**Exercise material:**
□ □ □

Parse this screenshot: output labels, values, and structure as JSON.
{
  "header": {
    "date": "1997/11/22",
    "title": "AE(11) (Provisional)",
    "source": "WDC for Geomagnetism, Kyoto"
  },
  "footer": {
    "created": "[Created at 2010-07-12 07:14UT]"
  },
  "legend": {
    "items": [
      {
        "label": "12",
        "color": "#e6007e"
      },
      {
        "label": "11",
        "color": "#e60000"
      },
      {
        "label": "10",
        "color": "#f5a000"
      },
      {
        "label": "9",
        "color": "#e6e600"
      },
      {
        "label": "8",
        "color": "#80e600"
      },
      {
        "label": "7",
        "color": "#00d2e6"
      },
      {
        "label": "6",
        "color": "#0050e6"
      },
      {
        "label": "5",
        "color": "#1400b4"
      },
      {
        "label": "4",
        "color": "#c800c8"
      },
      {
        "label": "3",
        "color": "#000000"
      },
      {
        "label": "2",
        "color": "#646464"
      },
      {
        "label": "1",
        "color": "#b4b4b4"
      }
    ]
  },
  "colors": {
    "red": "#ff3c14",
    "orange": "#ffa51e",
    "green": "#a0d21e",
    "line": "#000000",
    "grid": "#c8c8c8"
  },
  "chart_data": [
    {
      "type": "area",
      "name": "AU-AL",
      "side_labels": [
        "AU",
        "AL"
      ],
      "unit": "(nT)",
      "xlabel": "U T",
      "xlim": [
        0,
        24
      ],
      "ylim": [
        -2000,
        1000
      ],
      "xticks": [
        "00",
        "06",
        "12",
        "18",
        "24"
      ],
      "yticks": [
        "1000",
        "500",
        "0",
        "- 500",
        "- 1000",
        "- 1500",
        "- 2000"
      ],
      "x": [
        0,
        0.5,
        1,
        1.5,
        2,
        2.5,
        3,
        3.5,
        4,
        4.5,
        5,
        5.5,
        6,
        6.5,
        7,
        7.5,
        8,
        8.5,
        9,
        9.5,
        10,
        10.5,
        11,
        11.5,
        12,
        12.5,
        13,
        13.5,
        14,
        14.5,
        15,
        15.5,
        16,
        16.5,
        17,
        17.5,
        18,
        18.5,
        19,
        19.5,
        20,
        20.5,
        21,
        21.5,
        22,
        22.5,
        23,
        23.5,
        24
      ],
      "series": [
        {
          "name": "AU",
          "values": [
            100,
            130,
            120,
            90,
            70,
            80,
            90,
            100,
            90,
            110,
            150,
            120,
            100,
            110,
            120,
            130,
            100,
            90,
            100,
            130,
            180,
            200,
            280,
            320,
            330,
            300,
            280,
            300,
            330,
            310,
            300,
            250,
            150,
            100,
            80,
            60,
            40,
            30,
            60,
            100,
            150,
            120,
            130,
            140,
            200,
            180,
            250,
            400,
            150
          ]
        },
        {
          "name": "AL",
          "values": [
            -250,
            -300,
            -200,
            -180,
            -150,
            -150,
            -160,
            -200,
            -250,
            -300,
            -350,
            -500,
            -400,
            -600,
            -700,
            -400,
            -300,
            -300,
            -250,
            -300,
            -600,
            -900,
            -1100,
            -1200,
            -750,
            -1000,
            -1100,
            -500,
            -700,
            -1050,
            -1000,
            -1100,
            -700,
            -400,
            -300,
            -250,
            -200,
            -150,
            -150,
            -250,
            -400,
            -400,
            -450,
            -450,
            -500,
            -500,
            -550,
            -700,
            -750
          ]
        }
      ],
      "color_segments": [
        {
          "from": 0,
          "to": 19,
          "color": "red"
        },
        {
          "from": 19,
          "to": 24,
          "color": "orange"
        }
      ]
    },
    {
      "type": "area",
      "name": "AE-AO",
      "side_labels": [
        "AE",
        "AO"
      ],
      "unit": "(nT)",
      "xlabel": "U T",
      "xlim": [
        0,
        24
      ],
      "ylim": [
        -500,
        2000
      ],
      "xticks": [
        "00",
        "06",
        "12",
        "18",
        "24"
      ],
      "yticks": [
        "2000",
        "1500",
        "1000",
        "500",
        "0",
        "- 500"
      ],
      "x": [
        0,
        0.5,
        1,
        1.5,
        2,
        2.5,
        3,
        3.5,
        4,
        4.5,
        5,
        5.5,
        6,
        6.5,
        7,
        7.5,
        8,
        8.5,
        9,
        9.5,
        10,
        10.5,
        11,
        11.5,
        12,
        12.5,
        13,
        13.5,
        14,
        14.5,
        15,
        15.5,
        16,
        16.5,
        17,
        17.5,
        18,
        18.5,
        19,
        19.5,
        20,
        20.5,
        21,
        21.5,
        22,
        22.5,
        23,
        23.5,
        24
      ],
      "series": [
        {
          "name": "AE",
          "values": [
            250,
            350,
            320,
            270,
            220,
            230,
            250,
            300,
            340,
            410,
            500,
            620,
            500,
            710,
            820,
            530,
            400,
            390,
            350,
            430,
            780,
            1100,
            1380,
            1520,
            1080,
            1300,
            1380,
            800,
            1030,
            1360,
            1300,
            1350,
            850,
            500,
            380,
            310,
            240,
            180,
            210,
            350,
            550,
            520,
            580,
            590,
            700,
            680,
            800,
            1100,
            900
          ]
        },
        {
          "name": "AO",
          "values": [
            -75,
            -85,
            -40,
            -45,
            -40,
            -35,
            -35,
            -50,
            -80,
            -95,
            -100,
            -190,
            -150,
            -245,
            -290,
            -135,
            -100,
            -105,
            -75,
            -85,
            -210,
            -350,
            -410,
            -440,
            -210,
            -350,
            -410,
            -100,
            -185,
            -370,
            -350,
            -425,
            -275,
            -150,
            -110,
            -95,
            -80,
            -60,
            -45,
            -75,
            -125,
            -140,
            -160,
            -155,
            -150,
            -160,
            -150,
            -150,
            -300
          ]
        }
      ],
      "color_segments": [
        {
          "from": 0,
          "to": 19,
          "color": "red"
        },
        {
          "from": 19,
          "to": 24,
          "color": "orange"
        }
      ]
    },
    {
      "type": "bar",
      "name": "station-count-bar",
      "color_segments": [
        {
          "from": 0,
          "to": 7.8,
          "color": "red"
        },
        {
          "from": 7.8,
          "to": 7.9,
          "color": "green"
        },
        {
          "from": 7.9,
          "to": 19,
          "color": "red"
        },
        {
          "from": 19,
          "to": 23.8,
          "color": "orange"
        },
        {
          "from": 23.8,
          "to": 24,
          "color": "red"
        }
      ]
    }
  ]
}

□ □ □

Write the entries again, exactly as they stand.

**Response to this task:**
Parse this screenshot: output labels, values, and structure as JSON.
{
  "header": {
    "date": "1997/11/22",
    "title": "AE(11) (Provisional)",
    "source": "WDC for Geomagnetism, Kyoto"
  },
  "footer": {
    "created": "[Created at 2010-07-12 07:14UT]"
  },
  "legend": {
    "items": [
      {
        "label": "12",
        "color": "#e6007e"
      },
      {
        "label": "11",
        "color": "#e60000"
      },
      {
        "label": "10",
        "color": "#f5a000"
      },
      {
        "label": "9",
        "color": "#e6e600"
      },
      {
        "label": "8",
        "color": "#80e600"
      },
      {
        "label": "7",
        "color": "#00d2e6"
      },
      {
        "label": "6",
        "color": "#0050e6"
      },
      {
        "label": "5",
        "color": "#1400b4"
      },
      {
        "label": "4",
        "color": "#c800c8"
      },
      {
        "label": "3",
        "color": "#000000"
      },
      {
        "label": "2",
        "color": "#646464"
      },
      {
        "label": "1",
        "color": "#b4b4b4"
      }
    ]
  },
  "colors": {
    "red": "#ff3c14",
    "orange": "#ffa51e",
    "green": "#a0d21e",
    "line": "#000000",
    "grid": "#c8c8c8"
  },
  "chart_data": [
    {
      "type": "area",
      "name": "AU-AL",
      "side_labels": [
        "AU",
        "AL"
      ],
      "unit": "(nT)",
      "xlabel": "U T",
      "xlim": [
        0,
        24
      ],
      "ylim": [
        -2000,
        1000
      ],
      "xticks": [
        "00",
        "06",
        "12",
        "18",
        "24"
      ],
      "yticks": [
        "1000",
        "500",
        "0",
        "- 500",
        "- 1000",
        "- 1500",
        "- 2000"
      ],
      "x": [
        0,
        0.5,
        1,
        1.5,
        2,
        2.5,
        3,
        3.5,
        4,
        4.5,
        5,
        5.5,
        6,
        6.5,
        7,
        7.5,
        8,
        8.5,
        9,
        9.5,
        10,
        10.5,
        11,
        11.5,
        12,
        12.5,
        13,
        13.5,
        14,
        14.5,
        15,
        15.5,
        16,
        16.5,
        17,
        17.5,
        18,
        18.5,
        19,
        19.5,
        20,
        20.5,
        21,
        21.5,
        22,
        22.5,
        23,
        23.5,
        24
      ],
      "series": [
        {
          "name": "AU",
          "values": [
            100,
            130,
            120,
            90,
            70,
            80,
            90,
            100,
            90,
            110,
            150,
            120,
            100,
            110,
            120,
            130,
            100,
            90,
            100,
            130,
            180,
            200,
            280,
            320,
            330,
            300,
            280,
            300,
            330,
            310,
            300,
            250,
            150,
            100,
            80,
            60,
            40,
            30,
            60,
            100,
            150,
            120,
            130,
            140,
            200,
            180,
            250,
            400,
            150
          ]
        },
        {
          "name": "AL",
          "values": [
            -250,
            -300,
            -200,
            -180,
            -150,
            -150,
            -160,
            -200,
            -250,
            -300,
            -350,
            -500,
            -400,
            -600,
            -700,
            -400,
            -300,
            -300,
            -250,
            -300,
            -600,
            -900,
            -1100,
            -1200,
            -750,
            -1000,
            -1100,
            -500,
            -700,
            -1050,
            -1000,
            -1100,
            -700,
            -400,
            -300,
            -250,
            -200,
            -150,
            -150,
            -250,
            -400,
            -400,
            -450,
            -450,
            -500,
            -500,
            -550,
            -700,
            -750
          ]
        }
      ],
      "color_segments": [
        {
          "from": 0,
          "to": 19,
          "color": "red"
        },
        {
          "from": 19,
          "to": 24,
          "color": "orange"
        }
      ]
    },
    {
      "type": "area",
      "name": "AE-AO",
      "side_labels": [
        "AE",
        "AO"
      ],
      "unit": "(nT)",
      "xlabel": "U T",
      "xlim": [
        0,
        24
      ],
      "ylim": [
        -500,
        2000
      ],
      "xticks": [
        "00",
        "06",
        "12",
        "18",
        "24"
      ],
      "yticks": [
        "2000",
        "1500",
        "1000",
        "500",
        "0",
        "- 500"
      ],
      "x": [
        0,
        0.5,
        1,
        1.5,
        2,
        2.5,
        3,
        3.5,
        4,
        4.5,
        5,
        5.5,
        6,
        6.5,
        7,
        7.5,
        8,
        8.5,
        9,
        9.5,
        10,
        10.5,
        11,
        11.5,
        12,
        12.5,
        13,
        13.5,
        14,
        14.5,
        15,
        15.5,
        16,
        16.5,
        17,
        17.5,
        18,
        18.5,
        19,
        19.5,
        20,
        20.5,
        21,
        21.5,
        22,
        22.5,
        23,
        23.5,
        24
      ],
      "series": [
        {
          "name": "AE",
          "values": [
            250,
            350,
            320,
            270,
            220,
            230,
            250,
            300,
            340,
            410,
            500,
            620,
            500,
            710,
            820,
            530,
            400,
            390,
            350,
            430,
            780,
            1100,
            1380,
            1520,
            1080,
            1300,
            1380,
            800,
            1030,
            1360,
            1300,
            1350,
            850,
            500,
            380,
            310,
            240,
            180,
            210,
            350,
            550,
            520,
            580,
            590,
            700,
            680,
            800,
            1100,
            900
          ]
        },
        {
          "name": "AO",
          "values": [
            -75,
            -85,
            -40,
            -45,
            -40,
            -35,
            -35,
            -50,
            -80,
            -95,
            -100,
            -190,
            -150,
            -245,
            -290,
            -135,
            -100,
            -105,
            -75,
            -85,
            -210,
            -350,
            -410,
            -440,
            -210,
            -350,
            -410,
            -100,
            -185,
            -370,
            -350,
            -425,
            -275,
            -150,
            -110,
            -95,
            -80,
            -60,
            -45,
            -75,
            -125,
            -140,
            -160,
            -155,
            -150,
            -160,
            -150,
            -150,
            -300
          ]
        }
      ],
      "color_segments": [
        {
          "from": 0,
          "to": 19,
          "color": "red"
        },
        {
          "from": 19,
          "to": 24,
          "color": "orange"
        }
      ]
    },
    {
      "type": "bar",
      "name": "station-count-bar",
      "color_segments": [
        {
          "from": 0,
          "to": 7.8,
          "color": "red"
        },
        {
          "from": 7.8,
          "to": 7.9,
          "color": "green"
        },
        {
          "from": 7.9,
          "to": 19,
          "color": "red"
        },
        {
          "from": 19,
          "to": 23.8,
          "color": "orange"
        },
        {
          "from": 23.8,
          "to": 24,
          "color": "red"
        }
      ]
    }
  ]
}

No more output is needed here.